## Work task
Type out the data again. Keep every line exactly the same.

Top of Provided records

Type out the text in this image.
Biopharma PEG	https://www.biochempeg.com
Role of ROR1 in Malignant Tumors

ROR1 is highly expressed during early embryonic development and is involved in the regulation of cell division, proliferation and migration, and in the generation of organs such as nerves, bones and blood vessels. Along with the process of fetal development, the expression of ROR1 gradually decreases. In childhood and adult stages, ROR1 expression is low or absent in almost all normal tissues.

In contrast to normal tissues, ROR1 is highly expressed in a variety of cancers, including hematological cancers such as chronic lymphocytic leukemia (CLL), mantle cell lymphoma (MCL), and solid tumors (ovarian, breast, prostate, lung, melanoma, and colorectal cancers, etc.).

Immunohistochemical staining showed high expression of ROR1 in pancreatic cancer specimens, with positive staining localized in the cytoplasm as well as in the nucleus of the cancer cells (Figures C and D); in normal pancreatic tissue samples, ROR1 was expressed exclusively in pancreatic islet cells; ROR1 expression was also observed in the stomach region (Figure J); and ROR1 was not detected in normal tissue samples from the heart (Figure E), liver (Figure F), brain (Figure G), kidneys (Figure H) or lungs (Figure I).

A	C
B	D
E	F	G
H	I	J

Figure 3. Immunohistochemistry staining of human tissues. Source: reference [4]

Bottom of Provided records

## Solution to the exercise
Type out the text in this image.
Biopharma PEG	https://www.biochempeg.com
Role of ROR1 in Malignant Tumors

ROR1 is highly expressed during early embryonic development and is involved in the regulation of cell division, proliferation and migration, and in the generation of organs such as nerves, bones and blood vessels. Along with the process of fetal development, the expression of ROR1 gradually decreases. In childhood and adult stages, ROR1 expression is low or absent in almost all normal tissues.

In contrast to normal tissues, ROR1 is highly expressed in a variety of cancers, including hematological cancers such as chronic lymphocytic leukemia (CLL), mantle cell lymphoma (MCL), and solid tumors (ovarian, breast, prostate, lung, melanoma, and colorectal cancers, etc.).

Immunohistochemical staining showed high expression of ROR1 in pancreatic cancer specimens, with positive staining localized in the cytoplasm as well as in the nucleus of the cancer cells (Figures C and D); in normal pancreatic tissue samples, ROR1 was expressed exclusively in pancreatic islet cells; ROR1 expression was also observed in the stomach region (Figure J); and ROR1 was not detected in normal tissue samples from the heart (Figure E), liver (Figure F), brain (Figure G), kidneys (Figure H) or lungs (Figure I).

A	C
B	D
E	F	G
H	I	J

Figure 3. Immunohistochemistry staining of human tissues. Source: reference [4]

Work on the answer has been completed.